Input material:
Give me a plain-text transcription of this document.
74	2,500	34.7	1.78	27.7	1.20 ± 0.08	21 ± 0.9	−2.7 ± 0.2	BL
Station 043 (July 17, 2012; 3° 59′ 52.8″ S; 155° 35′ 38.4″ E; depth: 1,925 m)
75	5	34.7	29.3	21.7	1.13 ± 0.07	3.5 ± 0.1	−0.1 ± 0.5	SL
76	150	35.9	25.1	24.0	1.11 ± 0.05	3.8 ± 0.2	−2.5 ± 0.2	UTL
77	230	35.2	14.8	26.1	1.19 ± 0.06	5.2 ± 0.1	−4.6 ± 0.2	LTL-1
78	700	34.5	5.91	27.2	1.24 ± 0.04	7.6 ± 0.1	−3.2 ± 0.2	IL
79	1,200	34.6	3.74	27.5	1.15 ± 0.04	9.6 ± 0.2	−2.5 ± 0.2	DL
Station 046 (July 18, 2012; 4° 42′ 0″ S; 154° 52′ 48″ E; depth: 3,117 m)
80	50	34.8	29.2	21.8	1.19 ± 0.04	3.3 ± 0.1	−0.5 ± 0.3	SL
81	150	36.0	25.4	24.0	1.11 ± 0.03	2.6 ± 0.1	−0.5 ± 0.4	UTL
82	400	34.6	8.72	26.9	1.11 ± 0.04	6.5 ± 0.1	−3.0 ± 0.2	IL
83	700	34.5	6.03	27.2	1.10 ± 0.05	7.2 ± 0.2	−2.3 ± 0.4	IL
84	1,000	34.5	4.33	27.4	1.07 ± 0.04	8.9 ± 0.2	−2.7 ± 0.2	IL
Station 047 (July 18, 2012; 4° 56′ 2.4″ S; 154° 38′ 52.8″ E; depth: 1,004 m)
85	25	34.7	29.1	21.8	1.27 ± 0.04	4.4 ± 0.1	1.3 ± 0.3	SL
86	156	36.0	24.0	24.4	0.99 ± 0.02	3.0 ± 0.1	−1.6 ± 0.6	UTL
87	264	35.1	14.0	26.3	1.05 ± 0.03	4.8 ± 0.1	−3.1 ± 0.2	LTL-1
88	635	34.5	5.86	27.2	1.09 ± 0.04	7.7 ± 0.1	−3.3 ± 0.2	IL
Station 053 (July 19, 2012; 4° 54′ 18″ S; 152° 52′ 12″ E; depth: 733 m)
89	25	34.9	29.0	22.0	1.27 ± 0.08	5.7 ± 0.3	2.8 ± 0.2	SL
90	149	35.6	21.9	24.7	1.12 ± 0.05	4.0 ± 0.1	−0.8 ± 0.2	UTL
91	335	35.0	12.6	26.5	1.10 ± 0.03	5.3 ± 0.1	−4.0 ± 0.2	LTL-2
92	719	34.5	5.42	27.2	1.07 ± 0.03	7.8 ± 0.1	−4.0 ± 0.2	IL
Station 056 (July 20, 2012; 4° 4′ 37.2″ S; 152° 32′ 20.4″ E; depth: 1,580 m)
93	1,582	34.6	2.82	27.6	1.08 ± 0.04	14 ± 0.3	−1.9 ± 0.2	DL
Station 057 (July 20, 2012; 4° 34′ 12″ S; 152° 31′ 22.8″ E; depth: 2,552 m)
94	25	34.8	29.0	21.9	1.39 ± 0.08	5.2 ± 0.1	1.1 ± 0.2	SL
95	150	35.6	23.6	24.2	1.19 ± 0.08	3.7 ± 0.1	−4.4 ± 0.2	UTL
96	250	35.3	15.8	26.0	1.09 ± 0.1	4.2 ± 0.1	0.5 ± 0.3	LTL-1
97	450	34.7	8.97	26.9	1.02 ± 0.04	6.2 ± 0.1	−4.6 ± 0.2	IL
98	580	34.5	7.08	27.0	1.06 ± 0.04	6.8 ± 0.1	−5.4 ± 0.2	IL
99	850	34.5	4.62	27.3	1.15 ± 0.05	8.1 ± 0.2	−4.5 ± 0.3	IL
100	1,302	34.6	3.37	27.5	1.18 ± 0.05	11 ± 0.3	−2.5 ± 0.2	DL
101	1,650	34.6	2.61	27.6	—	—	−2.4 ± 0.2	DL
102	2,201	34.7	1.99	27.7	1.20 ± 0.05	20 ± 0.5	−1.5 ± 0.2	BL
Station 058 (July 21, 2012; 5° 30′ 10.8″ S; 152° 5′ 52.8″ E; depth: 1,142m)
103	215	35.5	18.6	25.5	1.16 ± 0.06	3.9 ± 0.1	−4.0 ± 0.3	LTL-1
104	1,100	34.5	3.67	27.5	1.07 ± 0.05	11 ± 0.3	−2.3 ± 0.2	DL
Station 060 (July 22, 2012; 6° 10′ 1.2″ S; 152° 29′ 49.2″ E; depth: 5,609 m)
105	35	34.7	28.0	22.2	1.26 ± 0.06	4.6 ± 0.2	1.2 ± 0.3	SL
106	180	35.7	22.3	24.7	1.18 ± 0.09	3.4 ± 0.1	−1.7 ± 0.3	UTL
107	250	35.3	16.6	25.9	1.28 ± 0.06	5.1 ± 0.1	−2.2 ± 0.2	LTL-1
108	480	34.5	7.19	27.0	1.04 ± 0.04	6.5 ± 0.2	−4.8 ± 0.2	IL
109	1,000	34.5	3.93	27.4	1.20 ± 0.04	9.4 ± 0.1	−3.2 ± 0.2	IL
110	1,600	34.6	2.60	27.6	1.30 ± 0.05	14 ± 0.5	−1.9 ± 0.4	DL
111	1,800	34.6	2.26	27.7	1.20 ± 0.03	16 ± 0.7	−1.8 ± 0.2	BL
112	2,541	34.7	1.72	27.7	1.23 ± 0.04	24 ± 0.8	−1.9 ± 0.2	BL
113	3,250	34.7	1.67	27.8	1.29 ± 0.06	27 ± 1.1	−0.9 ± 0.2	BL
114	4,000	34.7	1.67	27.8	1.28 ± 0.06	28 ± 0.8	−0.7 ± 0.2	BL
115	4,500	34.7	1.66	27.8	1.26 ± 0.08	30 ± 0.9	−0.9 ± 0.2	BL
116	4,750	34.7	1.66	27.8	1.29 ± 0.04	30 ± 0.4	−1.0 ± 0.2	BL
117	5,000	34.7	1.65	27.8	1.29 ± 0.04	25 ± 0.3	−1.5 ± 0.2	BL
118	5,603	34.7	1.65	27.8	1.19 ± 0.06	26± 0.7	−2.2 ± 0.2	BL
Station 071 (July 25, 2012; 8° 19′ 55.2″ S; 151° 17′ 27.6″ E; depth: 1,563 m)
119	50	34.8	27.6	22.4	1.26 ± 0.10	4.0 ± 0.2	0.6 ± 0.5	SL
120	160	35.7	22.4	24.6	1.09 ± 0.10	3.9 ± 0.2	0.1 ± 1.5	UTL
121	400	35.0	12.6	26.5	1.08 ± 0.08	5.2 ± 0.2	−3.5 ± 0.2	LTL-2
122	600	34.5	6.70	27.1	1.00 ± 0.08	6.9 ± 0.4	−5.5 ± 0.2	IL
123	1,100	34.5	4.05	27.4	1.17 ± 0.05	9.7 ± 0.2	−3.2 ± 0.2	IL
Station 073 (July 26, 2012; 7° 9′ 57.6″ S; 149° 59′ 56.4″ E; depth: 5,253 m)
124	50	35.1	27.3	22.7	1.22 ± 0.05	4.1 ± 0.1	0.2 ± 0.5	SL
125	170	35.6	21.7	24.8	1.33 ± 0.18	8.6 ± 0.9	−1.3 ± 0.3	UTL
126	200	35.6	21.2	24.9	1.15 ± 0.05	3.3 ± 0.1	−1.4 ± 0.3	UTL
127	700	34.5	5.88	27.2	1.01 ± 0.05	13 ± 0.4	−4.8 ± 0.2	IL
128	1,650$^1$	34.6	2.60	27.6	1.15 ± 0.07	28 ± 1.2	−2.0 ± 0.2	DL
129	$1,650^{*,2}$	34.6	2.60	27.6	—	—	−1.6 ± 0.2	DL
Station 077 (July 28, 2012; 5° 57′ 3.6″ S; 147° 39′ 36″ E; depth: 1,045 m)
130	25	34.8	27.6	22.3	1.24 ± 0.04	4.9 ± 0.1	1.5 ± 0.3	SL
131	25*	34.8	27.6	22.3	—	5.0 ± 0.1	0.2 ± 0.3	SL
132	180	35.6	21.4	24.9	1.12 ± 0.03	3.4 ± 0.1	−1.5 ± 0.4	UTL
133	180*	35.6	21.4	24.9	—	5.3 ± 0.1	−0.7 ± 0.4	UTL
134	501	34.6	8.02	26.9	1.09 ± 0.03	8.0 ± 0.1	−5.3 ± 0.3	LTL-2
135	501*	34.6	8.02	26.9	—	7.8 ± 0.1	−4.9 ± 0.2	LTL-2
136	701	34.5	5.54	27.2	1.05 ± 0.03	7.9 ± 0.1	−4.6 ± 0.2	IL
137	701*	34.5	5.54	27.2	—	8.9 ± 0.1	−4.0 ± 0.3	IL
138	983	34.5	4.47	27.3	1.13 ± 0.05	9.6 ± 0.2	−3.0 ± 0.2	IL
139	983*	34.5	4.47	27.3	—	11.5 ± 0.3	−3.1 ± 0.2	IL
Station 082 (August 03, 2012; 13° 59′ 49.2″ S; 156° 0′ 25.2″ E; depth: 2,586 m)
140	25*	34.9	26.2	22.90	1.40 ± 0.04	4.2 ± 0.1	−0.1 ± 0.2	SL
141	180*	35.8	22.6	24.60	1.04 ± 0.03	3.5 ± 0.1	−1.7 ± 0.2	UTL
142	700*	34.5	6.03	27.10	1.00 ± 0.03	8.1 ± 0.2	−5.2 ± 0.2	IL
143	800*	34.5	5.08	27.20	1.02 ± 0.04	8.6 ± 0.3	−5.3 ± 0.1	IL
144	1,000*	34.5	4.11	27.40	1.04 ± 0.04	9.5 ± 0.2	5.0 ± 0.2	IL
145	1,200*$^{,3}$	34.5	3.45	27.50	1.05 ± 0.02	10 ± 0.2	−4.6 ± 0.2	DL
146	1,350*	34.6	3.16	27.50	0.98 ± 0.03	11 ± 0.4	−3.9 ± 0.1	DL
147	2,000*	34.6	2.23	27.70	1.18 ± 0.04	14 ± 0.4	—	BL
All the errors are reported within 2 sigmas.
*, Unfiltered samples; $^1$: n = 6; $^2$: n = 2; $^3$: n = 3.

Instructions for the task: Where a line holds "depth", copy it out.

Response:
Station 043 (July 17, 2012; 3° 59′ 52.8″ S; 155° 35′ 38.4″ E; depth: 1,925 m)
Station 046 (July 18, 2012; 4° 42′ 0″ S; 154° 52′ 48″ E; depth: 3,117 m)
Station 047 (July 18, 2012; 4° 56′ 2.4″ S; 154° 38′ 52.8″ E; depth: 1,004 m)
Station 053 (July 19, 2012; 4° 54′ 18″ S; 152° 52′ 12″ E; depth: 733 m)
Station 056 (July 20, 2012; 4° 4′ 37.2″ S; 152° 32′ 20.4″ E; depth: 1,580 m)
Station 057 (July 20, 2012; 4° 34′ 12″ S; 152° 31′ 22.8″ E; depth: 2,552 m)
Station 058 (July 21, 2012; 5° 30′ 10.8″ S; 152° 5′ 52.8″ E; depth: 1,142m)
Station 060 (July 22, 2012; 6° 10′ 1.2″ S; 152° 29′ 49.2″ E; depth: 5,609 m)
Station 071 (July 25, 2012; 8° 19′ 55.2″ S; 151° 17′ 27.6″ E; depth: 1,563 m)
Station 073 (July 26, 2012; 7° 9′ 57.6″ S; 149° 59′ 56.4″ E; depth: 5,253 m)
Station 077 (July 28, 2012; 5° 57′ 3.6″ S; 147° 39′ 36″ E; depth: 1,045 m)
Station 082 (August 03, 2012; 13° 59′ 49.2″ S; 156° 0′ 25.2″ E; depth: 2,586 m)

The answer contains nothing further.